SUPPLIED DATA:
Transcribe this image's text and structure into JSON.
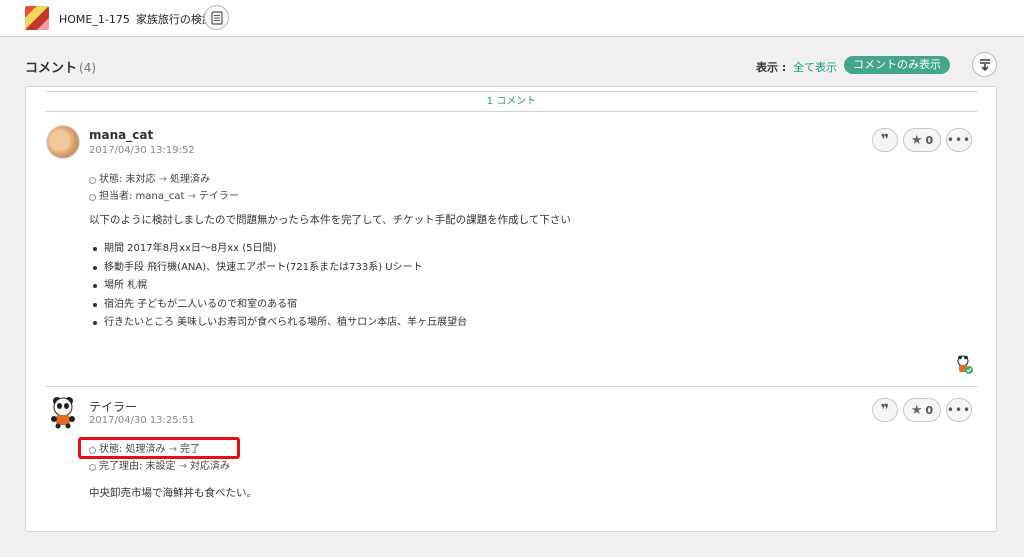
{
  "header": {
    "issue_key": "HOME_1-175",
    "issue_summary": "家族旅行の検討",
    "project_icon": "project-avatar",
    "doc_icon": "document-icon"
  },
  "comments_section": {
    "title": "コメント",
    "count": "(4)",
    "display_label": "表示 :",
    "show_all": "全て表示",
    "show_comments_only": "コメントのみ表示",
    "sort_icon": "sort-down-icon",
    "comment_count_bar": "1 コメント"
  },
  "comments": [
    {
      "user": "mana_cat",
      "timestamp": "2017/04/30 13:19:52",
      "changes": [
        {
          "field": "状態: 未対応",
          "arrow": "→",
          "new": "処理済み"
        },
        {
          "field": "担当者: mana_cat",
          "arrow": "→",
          "new": "テイラー"
        }
      ],
      "text": "以下のように検討しましたので問題無かったら本件を完了して、チケット手配の課題を作成して下さい",
      "bullets": [
        "期間 2017年8月xx日～8月xx (5日間)",
        "移動手段 飛行機(ANA)、快速エアポート(721系または733系) Uシート",
        "場所 札幌",
        "宿泊先 子どもが二人いるので和室のある宿",
        "行きたいところ 美味しいお寿司が食べられる場所、植サロン本店、羊ヶ丘展望台"
      ],
      "star_count": "0",
      "more": "•••"
    },
    {
      "user": "テイラー",
      "timestamp": "2017/04/30 13:25:51",
      "changes": [
        {
          "field": "状態: 処理済み",
          "arrow": "→",
          "new": "完了"
        },
        {
          "field": "完了理由: 未設定",
          "arrow": "→",
          "new": "対応済み"
        }
      ],
      "text": "中央卸売市場で海鮮丼も食べたい。",
      "star_count": "0",
      "more": "•••"
    }
  ],
  "colors": {
    "accent": "#45a58a",
    "link": "#1a9c7e",
    "highlight": "#e01010"
  }
}
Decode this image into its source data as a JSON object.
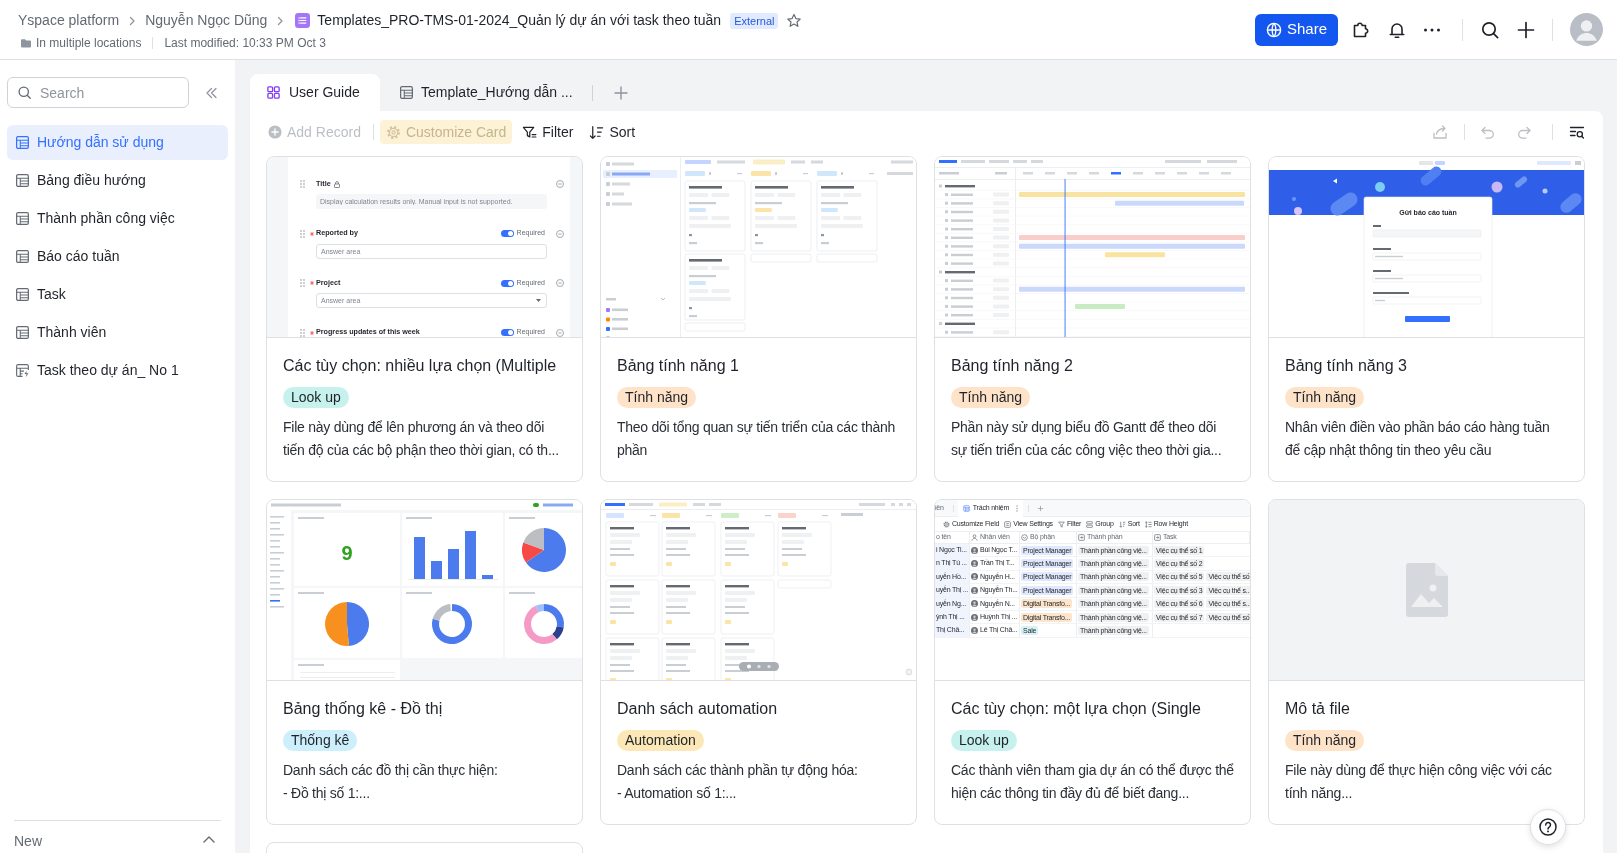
{
  "header": {
    "breadcrumbs": [
      "Yspace platform",
      "Nguyễn Ngọc Dũng"
    ],
    "title": "Templates_PRO-TMS-01-2024_Quản lý dự án với task theo tuần",
    "badge": "External",
    "starred": false,
    "location": "In multiple locations",
    "last_modified": "Last modified: 10:33 PM Oct 3",
    "share_button": "Share"
  },
  "sidebar": {
    "search": {
      "placeholder": "Search"
    },
    "items": [
      {
        "label": "Hướng dẫn sử dụng",
        "kind": "table",
        "selected": true
      },
      {
        "label": "Bảng điều hướng",
        "kind": "table",
        "selected": false
      },
      {
        "label": "Thành phần công việc",
        "kind": "table",
        "selected": false
      },
      {
        "label": "Báo cáo tuần",
        "kind": "table",
        "selected": false
      },
      {
        "label": "Task",
        "kind": "table",
        "selected": false
      },
      {
        "label": "Thành viên",
        "kind": "table",
        "selected": false
      },
      {
        "label": "Task theo dự án_ No 1",
        "kind": "automation",
        "selected": false
      }
    ],
    "footer": "New"
  },
  "tabs": [
    {
      "label": "User Guide",
      "kind": "gallery",
      "selected": true
    },
    {
      "label": "Template_Hướng dẫn ...",
      "kind": "grid",
      "selected": false
    }
  ],
  "toolbar": [
    {
      "label": "Add Record",
      "kind": "add",
      "disabled": true,
      "highlighted": false
    },
    {
      "label": "Customize Card",
      "kind": "customize",
      "disabled": true,
      "highlighted": true
    },
    {
      "label": "Filter",
      "kind": "filter",
      "disabled": false,
      "highlighted": false
    },
    {
      "label": "Sort",
      "kind": "sort",
      "disabled": false,
      "highlighted": false
    }
  ],
  "cards": [
    {
      "thumbnail": {
        "kind": "form",
        "fields": [
          {
            "label": "Title",
            "kind": "locked",
            "placeholder": "Display calculation results only. Manual input is not supported."
          },
          {
            "label": "Reported by",
            "kind": "text",
            "required": true,
            "required_label": "Required",
            "placeholder": "Answer area"
          },
          {
            "label": "Project",
            "kind": "select",
            "required": true,
            "required_label": "Required",
            "placeholder": "Answer area"
          },
          {
            "label": "Progress updates of this week",
            "kind": "text",
            "required": true,
            "required_label": "Required"
          }
        ]
      },
      "title": "Các tùy chọn: nhiều lựa chọn (Multiple",
      "tag": {
        "label": "Look up",
        "color": "#c6f1ec"
      },
      "description": "File này dùng để lên phương án và theo dõi tiến độ của các bộ phận theo thời gian, có th..."
    },
    {
      "thumbnail": {
        "kind": "kanban"
      },
      "title": "Bảng tính năng 1",
      "tag": {
        "label": "Tính năng",
        "color": "#fee3c8"
      },
      "description": "Theo dõi tổng quan sự tiến triển của các thành phần"
    },
    {
      "thumbnail": {
        "kind": "gantt"
      },
      "title": "Bảng tính năng 2",
      "tag": {
        "label": "Tính năng",
        "color": "#fee3c8"
      },
      "description": "Phần này sử dụng biểu đồ Gantt để theo dõi sự tiến triển của các công việc theo thời gia..."
    },
    {
      "thumbnail": {
        "kind": "survey",
        "form_title": "Gửi báo cáo tuần"
      },
      "title": "Bảng tính năng 3",
      "tag": {
        "label": "Tính năng",
        "color": "#fee3c8"
      },
      "description": "Nhân viên điền vào phần báo cáo hàng tuần để cập nhật thông tin theo yêu cầu"
    },
    {
      "thumbnail": {
        "kind": "dashboard",
        "stat": "9"
      },
      "title": "Bảng thống kê - Đồ thị",
      "tag": {
        "label": "Thống kê",
        "color": "#cdeefb"
      },
      "description": "Danh sách các đồ thị cần thực hiện:\n- Đồ thị số 1:..."
    },
    {
      "thumbnail": {
        "kind": "board"
      },
      "title": "Danh sách automation",
      "tag": {
        "label": "Automation",
        "color": "#fbe8b6"
      },
      "description": "Danh sách các thành phần tự động hóa:\n- Automation số 1:..."
    },
    {
      "thumbnail": {
        "kind": "table",
        "tabs": [
          {
            "label": "iên",
            "selected": false
          },
          {
            "label": "Trách nhiệm",
            "selected": true
          }
        ],
        "actions": [
          {
            "label": "Customize Field",
            "kind": "customize"
          },
          {
            "label": "View Settings",
            "kind": "settings"
          },
          {
            "label": "Filter",
            "kind": "filter"
          },
          {
            "label": "Group",
            "kind": "group"
          },
          {
            "label": "Sort",
            "kind": "sort"
          },
          {
            "label": "Row Height",
            "kind": "height"
          }
        ],
        "columns": [
          {
            "label": "o tên",
            "kind": "text"
          },
          {
            "label": "Nhân viên",
            "kind": "person"
          },
          {
            "label": "Bộ phận",
            "kind": "option"
          },
          {
            "label": "Thành phần",
            "kind": "link"
          },
          {
            "label": "Task",
            "kind": "link"
          }
        ],
        "rows": [
          {
            "column_1": "i Ngọc Ti...",
            "member": "Bùi Ngọc T...",
            "department": {
              "label": "Project Manager",
              "color": "#dfe8fd"
            },
            "component": "Thành phần công việ...",
            "tasks": [
              "Việc cụ thể số 1"
            ]
          },
          {
            "column_1": "n Thị Tú ...",
            "member": "Trần Thị T...",
            "department": {
              "label": "Project Manager",
              "color": "#dfe8fd"
            },
            "component": "Thành phần công việ...",
            "tasks": [
              "Việc cụ thể số 2"
            ]
          },
          {
            "column_1": "uyễn Hồ...",
            "member": "Nguyễn H...",
            "department": {
              "label": "Project Manager",
              "color": "#dfe8fd"
            },
            "component": "Thành phần công việ...",
            "tasks": [
              "Việc cụ thể số 5",
              "Việc cụ thể số"
            ]
          },
          {
            "column_1": "uyễn Thị ...",
            "member": "Nguyễn Th...",
            "department": {
              "label": "Project Manager",
              "color": "#dfe8fd"
            },
            "component": "Thành phần công việ...",
            "tasks": [
              "Việc cụ thể số 3",
              "Việc cụ thể s..."
            ]
          },
          {
            "column_1": "uyễn Ng...",
            "member": "Nguyễn N...",
            "department": {
              "label": "Digital Transfo...",
              "color": "#fde5cc"
            },
            "component": "Thành phần công việ...",
            "tasks": [
              "Việc cụ thể số 6",
              "Việc cụ thể s..."
            ]
          },
          {
            "column_1": "ỳnh Thị ...",
            "member": "Huỳnh Thị ...",
            "department": {
              "label": "Digital Transfo...",
              "color": "#fde5cc"
            },
            "component": "Thành phần công việ...",
            "tasks": [
              "Việc cụ thể số 7",
              "Việc cụ thể số"
            ]
          },
          {
            "column_1": "Thị Châ...",
            "member": "Lê Thị Châ...",
            "department": {
              "label": "Sale",
              "color": "#d5f3f7"
            },
            "component": "Thành phần công việ...",
            "tasks": []
          }
        ]
      },
      "title": "Các tùy chọn: một lựa chọn (Single",
      "tag": {
        "label": "Look up",
        "color": "#c6f1ec"
      },
      "description": "Các thành viên tham gia dự án có thể được thể hiện các thông tin đầy đủ để biết đang..."
    },
    {
      "thumbnail": {
        "kind": "empty"
      },
      "title": "Mô tả file",
      "tag": {
        "label": "Tính năng",
        "color": "#fee3c8"
      },
      "description": "File này dùng để thực hiện công việc với các tính năng..."
    }
  ]
}
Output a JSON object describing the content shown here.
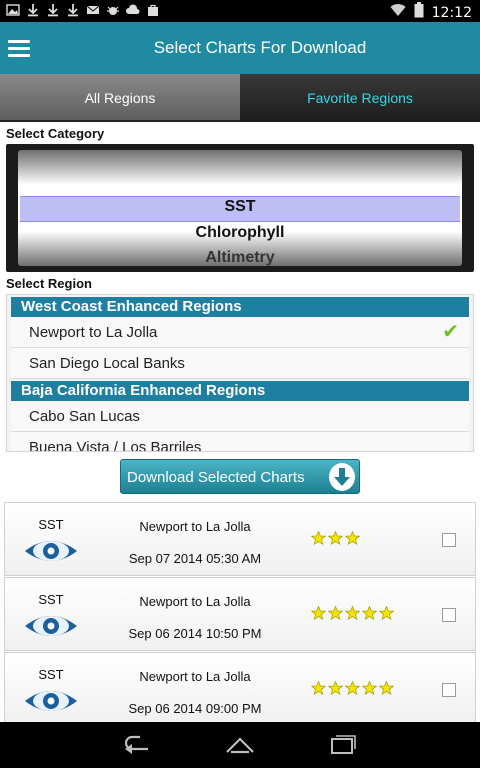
{
  "statusbar": {
    "time": "12:12",
    "notification_icons": [
      "image-icon",
      "download-icon",
      "download-icon",
      "download-icon",
      "mail-icon",
      "bug-icon",
      "cloud-icon",
      "bag-icon"
    ]
  },
  "actionbar": {
    "title": "Select Charts For Download"
  },
  "tabs": {
    "all": "All Regions",
    "favorite": "Favorite Regions"
  },
  "category": {
    "label": "Select Category",
    "items": [
      "SST",
      "Chlorophyll",
      "Altimetry"
    ],
    "selected": "SST"
  },
  "region": {
    "label": "Select Region",
    "groups": [
      {
        "header": "West Coast Enhanced Regions",
        "items": [
          {
            "name": "Newport to La Jolla",
            "checked": true
          },
          {
            "name": "San Diego Local Banks",
            "checked": false
          }
        ]
      },
      {
        "header": "Baja California Enhanced Regions",
        "items": [
          {
            "name": "Cabo San Lucas",
            "checked": false
          },
          {
            "name": "Buena Vista / Los Barriles",
            "checked": false
          }
        ]
      }
    ]
  },
  "download_button": {
    "label": "Download Selected Charts"
  },
  "charts": [
    {
      "category": "SST",
      "region": "Newport to La Jolla",
      "date": "Sep 07 2014 05:30 AM",
      "stars": 3,
      "checked": false
    },
    {
      "category": "SST",
      "region": "Newport to La Jolla",
      "date": "Sep 06 2014 10:50 PM",
      "stars": 5,
      "checked": false
    },
    {
      "category": "SST",
      "region": "Newport to La Jolla",
      "date": "Sep 06 2014 09:00 PM",
      "stars": 5,
      "checked": false
    }
  ],
  "colors": {
    "actionbar": "#1f8aa1",
    "accent_tab": "#38d6e6",
    "region_header": "#1f7fa0",
    "check": "#6bc31f",
    "star": "#f2e600",
    "eye": "#1c5f9e"
  }
}
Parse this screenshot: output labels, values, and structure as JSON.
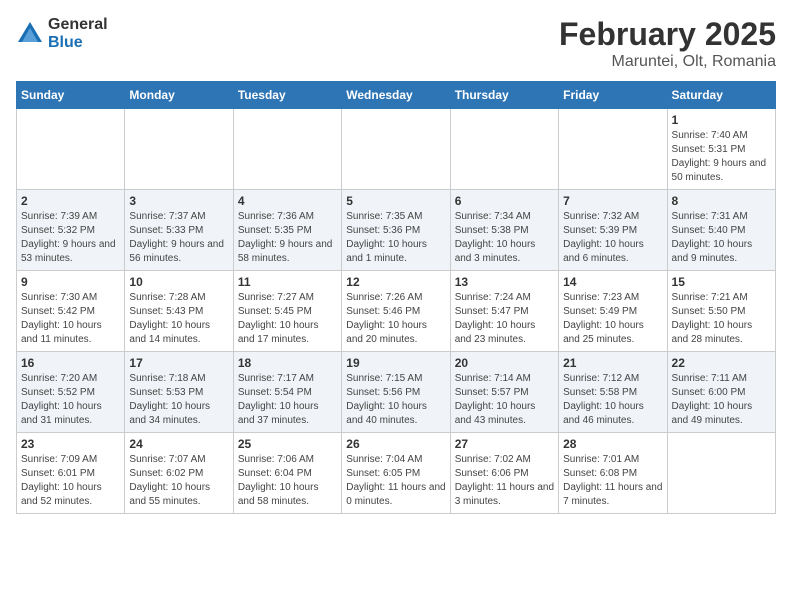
{
  "logo": {
    "general": "General",
    "blue": "Blue"
  },
  "title": {
    "month": "February 2025",
    "location": "Maruntei, Olt, Romania"
  },
  "weekdays": [
    "Sunday",
    "Monday",
    "Tuesday",
    "Wednesday",
    "Thursday",
    "Friday",
    "Saturday"
  ],
  "weeks": [
    [
      {
        "day": "",
        "info": ""
      },
      {
        "day": "",
        "info": ""
      },
      {
        "day": "",
        "info": ""
      },
      {
        "day": "",
        "info": ""
      },
      {
        "day": "",
        "info": ""
      },
      {
        "day": "",
        "info": ""
      },
      {
        "day": "1",
        "info": "Sunrise: 7:40 AM\nSunset: 5:31 PM\nDaylight: 9 hours and 50 minutes."
      }
    ],
    [
      {
        "day": "2",
        "info": "Sunrise: 7:39 AM\nSunset: 5:32 PM\nDaylight: 9 hours and 53 minutes."
      },
      {
        "day": "3",
        "info": "Sunrise: 7:37 AM\nSunset: 5:33 PM\nDaylight: 9 hours and 56 minutes."
      },
      {
        "day": "4",
        "info": "Sunrise: 7:36 AM\nSunset: 5:35 PM\nDaylight: 9 hours and 58 minutes."
      },
      {
        "day": "5",
        "info": "Sunrise: 7:35 AM\nSunset: 5:36 PM\nDaylight: 10 hours and 1 minute."
      },
      {
        "day": "6",
        "info": "Sunrise: 7:34 AM\nSunset: 5:38 PM\nDaylight: 10 hours and 3 minutes."
      },
      {
        "day": "7",
        "info": "Sunrise: 7:32 AM\nSunset: 5:39 PM\nDaylight: 10 hours and 6 minutes."
      },
      {
        "day": "8",
        "info": "Sunrise: 7:31 AM\nSunset: 5:40 PM\nDaylight: 10 hours and 9 minutes."
      }
    ],
    [
      {
        "day": "9",
        "info": "Sunrise: 7:30 AM\nSunset: 5:42 PM\nDaylight: 10 hours and 11 minutes."
      },
      {
        "day": "10",
        "info": "Sunrise: 7:28 AM\nSunset: 5:43 PM\nDaylight: 10 hours and 14 minutes."
      },
      {
        "day": "11",
        "info": "Sunrise: 7:27 AM\nSunset: 5:45 PM\nDaylight: 10 hours and 17 minutes."
      },
      {
        "day": "12",
        "info": "Sunrise: 7:26 AM\nSunset: 5:46 PM\nDaylight: 10 hours and 20 minutes."
      },
      {
        "day": "13",
        "info": "Sunrise: 7:24 AM\nSunset: 5:47 PM\nDaylight: 10 hours and 23 minutes."
      },
      {
        "day": "14",
        "info": "Sunrise: 7:23 AM\nSunset: 5:49 PM\nDaylight: 10 hours and 25 minutes."
      },
      {
        "day": "15",
        "info": "Sunrise: 7:21 AM\nSunset: 5:50 PM\nDaylight: 10 hours and 28 minutes."
      }
    ],
    [
      {
        "day": "16",
        "info": "Sunrise: 7:20 AM\nSunset: 5:52 PM\nDaylight: 10 hours and 31 minutes."
      },
      {
        "day": "17",
        "info": "Sunrise: 7:18 AM\nSunset: 5:53 PM\nDaylight: 10 hours and 34 minutes."
      },
      {
        "day": "18",
        "info": "Sunrise: 7:17 AM\nSunset: 5:54 PM\nDaylight: 10 hours and 37 minutes."
      },
      {
        "day": "19",
        "info": "Sunrise: 7:15 AM\nSunset: 5:56 PM\nDaylight: 10 hours and 40 minutes."
      },
      {
        "day": "20",
        "info": "Sunrise: 7:14 AM\nSunset: 5:57 PM\nDaylight: 10 hours and 43 minutes."
      },
      {
        "day": "21",
        "info": "Sunrise: 7:12 AM\nSunset: 5:58 PM\nDaylight: 10 hours and 46 minutes."
      },
      {
        "day": "22",
        "info": "Sunrise: 7:11 AM\nSunset: 6:00 PM\nDaylight: 10 hours and 49 minutes."
      }
    ],
    [
      {
        "day": "23",
        "info": "Sunrise: 7:09 AM\nSunset: 6:01 PM\nDaylight: 10 hours and 52 minutes."
      },
      {
        "day": "24",
        "info": "Sunrise: 7:07 AM\nSunset: 6:02 PM\nDaylight: 10 hours and 55 minutes."
      },
      {
        "day": "25",
        "info": "Sunrise: 7:06 AM\nSunset: 6:04 PM\nDaylight: 10 hours and 58 minutes."
      },
      {
        "day": "26",
        "info": "Sunrise: 7:04 AM\nSunset: 6:05 PM\nDaylight: 11 hours and 0 minutes."
      },
      {
        "day": "27",
        "info": "Sunrise: 7:02 AM\nSunset: 6:06 PM\nDaylight: 11 hours and 3 minutes."
      },
      {
        "day": "28",
        "info": "Sunrise: 7:01 AM\nSunset: 6:08 PM\nDaylight: 11 hours and 7 minutes."
      },
      {
        "day": "",
        "info": ""
      }
    ]
  ]
}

TASK PROMPT: Pick out all lines containing the string "text".

OUTPUT FOR THIS TASK:
Transcribe this image's text and structure into JSON.
      "text": "以下のように検討しましたので問題無かったら本件を完了して、チケット手配の課題を作成して下さい",
      "text": "中央卸売市場で海鮮丼も食べたい。",
            "kind": "text",
            "kind": "text",
            "kind": "text"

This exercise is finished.